A block of data:

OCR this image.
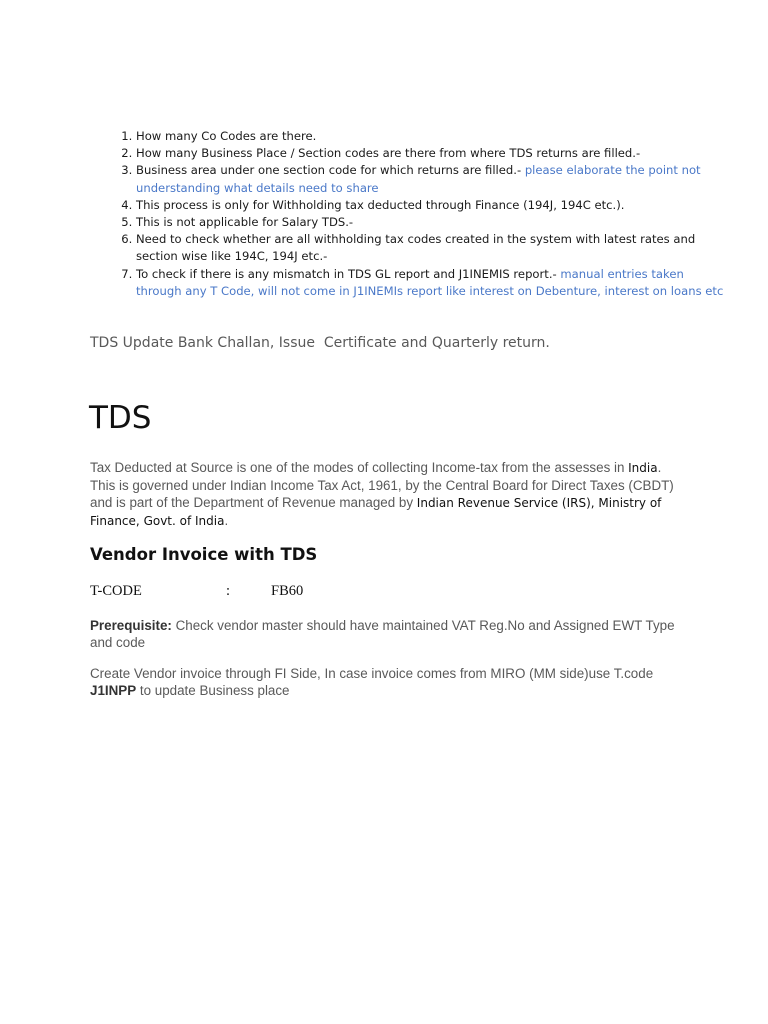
1. How many Co Codes are there.
2. How many Business Place / Section codes are there from where TDS returns are filled.-
3. Business area under one section code for which returns are filled.- please elaborate the point not understanding what details need to share
4. This process is only for Withholding tax deducted through Finance (194J, 194C etc.).
5. This is not applicable for Salary TDS.-
6. Need to check whether are all withholding tax codes created in the system with latest rates and section wise like 194C, 194J etc.-
7. To check if there is any mismatch in TDS GL report and J1INEMIS report.- manual entries taken through any T Code, will not come in J1INEMIs report like interest on Debenture, interest on loans etc
TDS Update Bank Challan, Issue  Certificate and Quarterly return.
TDS
Tax Deducted at Source is one of the modes of collecting Income-tax from the assesses in India. This is governed under Indian Income Tax Act, 1961, by the Central Board for Direct Taxes (CBDT) and is part of the Department of Revenue managed by Indian Revenue Service (IRS), Ministry of Finance, Govt. of India.
Vendor Invoice with TDS
T-CODE	:	FB60
Prerequisite: Check vendor master should have maintained VAT Reg.No and Assigned EWT Type and code
Create Vendor invoice through FI Side, In case invoice comes from MIRO (MM side)use T.code J1INPP to update Business place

**Exercise:** Reproduce the full material exactly, excluding the pictures.

**Exercise response:**
OCR this image.
1. How many Co Codes are there.
2. How many Business Place / Section codes are there from where TDS returns are filled.-
3. Business area under one section code for which returns are filled.- please elaborate the point not understanding what details need to share
4. This process is only for Withholding tax deducted through Finance (194J, 194C etc.).
5. This is not applicable for Salary TDS.-
6. Need to check whether are all withholding tax codes created in the system with latest rates and section wise like 194C, 194J etc.-
7. To check if there is any mismatch in TDS GL report and J1INEMIS report.- manual entries taken through any T Code, will not come in J1INEMIs report like interest on Debenture, interest on loans etc
TDS Update Bank Challan, Issue  Certificate and Quarterly return.
TDS
Tax Deducted at Source is one of the modes of collecting Income-tax from the assesses in India. This is governed under Indian Income Tax Act, 1961, by the Central Board for Direct Taxes (CBDT) and is part of the Department of Revenue managed by Indian Revenue Service (IRS), Ministry of Finance, Govt. of India.
Vendor Invoice with TDS
T-CODE	:	FB60
Prerequisite: Check vendor master should have maintained VAT Reg.No and Assigned EWT Type and code
Create Vendor invoice through FI Side, In case invoice comes from MIRO (MM side)use T.code J1INPP to update Business place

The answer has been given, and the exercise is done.